----- Records supplied
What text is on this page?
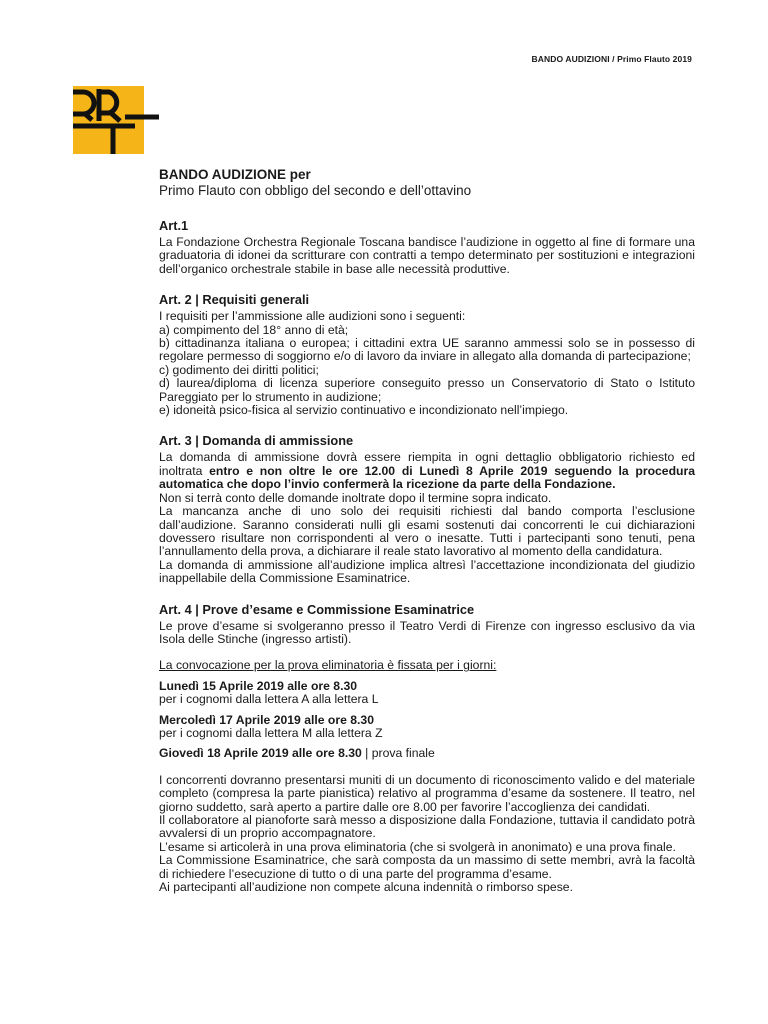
BANDO AUDIZIONI / Primo Flauto 2019
BANDO AUDIZIONE per
Primo Flauto con obbligo del secondo e dell’ottavino
Art.1
La Fondazione Orchestra Regionale Toscana bandisce l’audizione in oggetto al fine di formare una graduatoria di idonei da scritturare con contratti a tempo determinato per sostituzioni e integrazioni dell’organico orchestrale stabile in base alle necessità produttive.
Art. 2 | Requisiti generali
I requisiti per l’ammissione alle audizioni sono i seguenti:
a) compimento del 18° anno di età;
b) cittadinanza italiana o europea; i cittadini extra UE saranno ammessi solo se in possesso di regolare permesso di soggiorno e/o di lavoro da inviare in allegato alla domanda di partecipazione;
c) godimento dei diritti politici;
d) laurea/diploma di licenza superiore conseguito presso un Conservatorio di Stato o Istituto Pareggiato per lo strumento in audizione;
e) idoneità psico-fisica al servizio continuativo e incondizionato nell’impiego.
Art. 3 | Domanda di ammissione
La domanda di ammissione dovrà essere riempita in ogni dettaglio obbligatorio richiesto ed inoltrata entro e non oltre le ore 12.00 di Lunedì 8 Aprile 2019 seguendo la procedura automatica che dopo l’invio confermerà la ricezione da parte della Fondazione.
Non si terrà conto delle domande inoltrate dopo il termine sopra indicato.
La mancanza anche di uno solo dei requisiti richiesti dal bando comporta l’esclusione dall’audizione. Saranno considerati nulli gli esami sostenuti dai concorrenti le cui dichiarazioni dovessero risultare non corrispondenti al vero o inesatte. Tutti i partecipanti sono tenuti, pena l’annullamento della prova, a dichiarare il reale stato lavorativo al momento della candidatura.
La domanda di ammissione all’audizione implica altresì l’accettazione incondizionata del giudizio inappellabile della Commissione Esaminatrice.
Art. 4 | Prove d’esame e Commissione Esaminatrice
Le prove d’esame si svolgeranno presso il Teatro Verdi di Firenze con ingresso esclusivo da via Isola delle Stinche (ingresso artisti).
La convocazione per la prova eliminatoria è fissata per i giorni:
Lunedì 15 Aprile 2019 alle ore 8.30
per i cognomi dalla lettera A alla lettera L
Mercoledì 17 Aprile 2019 alle ore 8.30
per i cognomi dalla lettera M alla lettera Z
Giovedì 18 Aprile 2019 alle ore 8.30 | prova finale
I concorrenti dovranno presentarsi muniti di un documento di riconoscimento valido e del materiale completo (compresa la parte pianistica) relativo al programma d’esame da sostenere. Il teatro, nel giorno suddetto, sarà aperto a partire dalle ore 8.00 per favorire l’accoglienza dei candidati.
Il collaboratore al pianoforte sarà messo a disposizione dalla Fondazione, tuttavia il candidato potrà avvalersi di un proprio accompagnatore.
L’esame si articolerà in una prova eliminatoria (che si svolgerà in anonimato) e una prova finale.
La Commissione Esaminatrice, che sarà composta da un massimo di sette membri, avrà la facoltà di richiedere l’esecuzione di tutto o di una parte del programma d’esame.
Ai partecipanti all’audizione non compete alcuna indennità o rimborso spese.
----------
> _What you have to do_: All the material shown above is to be copied exactly, with no pictures carried over.

> _Output of the task_:
What text is on this page?
BANDO AUDIZIONI / Primo Flauto 2019
BANDO AUDIZIONE per
Primo Flauto con obbligo del secondo e dell’ottavino
Art.1
La Fondazione Orchestra Regionale Toscana bandisce l’audizione in oggetto al fine di formare una graduatoria di idonei da scritturare con contratti a tempo determinato per sostituzioni e integrazioni dell’organico orchestrale stabile in base alle necessità produttive.
Art. 2 | Requisiti generali
I requisiti per l’ammissione alle audizioni sono i seguenti:
a) compimento del 18° anno di età;
b) cittadinanza italiana o europea; i cittadini extra UE saranno ammessi solo se in possesso di regolare permesso di soggiorno e/o di lavoro da inviare in allegato alla domanda di partecipazione;
c) godimento dei diritti politici;
d) laurea/diploma di licenza superiore conseguito presso un Conservatorio di Stato o Istituto Pareggiato per lo strumento in audizione;
e) idoneità psico-fisica al servizio continuativo e incondizionato nell’impiego.
Art. 3 | Domanda di ammissione
La domanda di ammissione dovrà essere riempita in ogni dettaglio obbligatorio richiesto ed inoltrata entro e non oltre le ore 12.00 di Lunedì 8 Aprile 2019 seguendo la procedura automatica che dopo l’invio confermerà la ricezione da parte della Fondazione.
Non si terrà conto delle domande inoltrate dopo il termine sopra indicato.
La mancanza anche di uno solo dei requisiti richiesti dal bando comporta l’esclusione dall’audizione. Saranno considerati nulli gli esami sostenuti dai concorrenti le cui dichiarazioni dovessero risultare non corrispondenti al vero o inesatte. Tutti i partecipanti sono tenuti, pena l’annullamento della prova, a dichiarare il reale stato lavorativo al momento della candidatura.
La domanda di ammissione all’audizione implica altresì l’accettazione incondizionata del giudizio inappellabile della Commissione Esaminatrice.
Art. 4 | Prove d’esame e Commissione Esaminatrice
Le prove d’esame si svolgeranno presso il Teatro Verdi di Firenze con ingresso esclusivo da via Isola delle Stinche (ingresso artisti).
La convocazione per la prova eliminatoria è fissata per i giorni:
Lunedì 15 Aprile 2019 alle ore 8.30
per i cognomi dalla lettera A alla lettera L
Mercoledì 17 Aprile 2019 alle ore 8.30
per i cognomi dalla lettera M alla lettera Z
Giovedì 18 Aprile 2019 alle ore 8.30 | prova finale
I concorrenti dovranno presentarsi muniti di un documento di riconoscimento valido e del materiale completo (compresa la parte pianistica) relativo al programma d’esame da sostenere. Il teatro, nel giorno suddetto, sarà aperto a partire dalle ore 8.00 per favorire l’accoglienza dei candidati.
Il collaboratore al pianoforte sarà messo a disposizione dalla Fondazione, tuttavia il candidato potrà avvalersi di un proprio accompagnatore.
L’esame si articolerà in una prova eliminatoria (che si svolgerà in anonimato) e una prova finale.
La Commissione Esaminatrice, che sarà composta da un massimo di sette membri, avrà la facoltà di richiedere l’esecuzione di tutto o di una parte del programma d’esame.
Ai partecipanti all’audizione non compete alcuna indennità o rimborso spese.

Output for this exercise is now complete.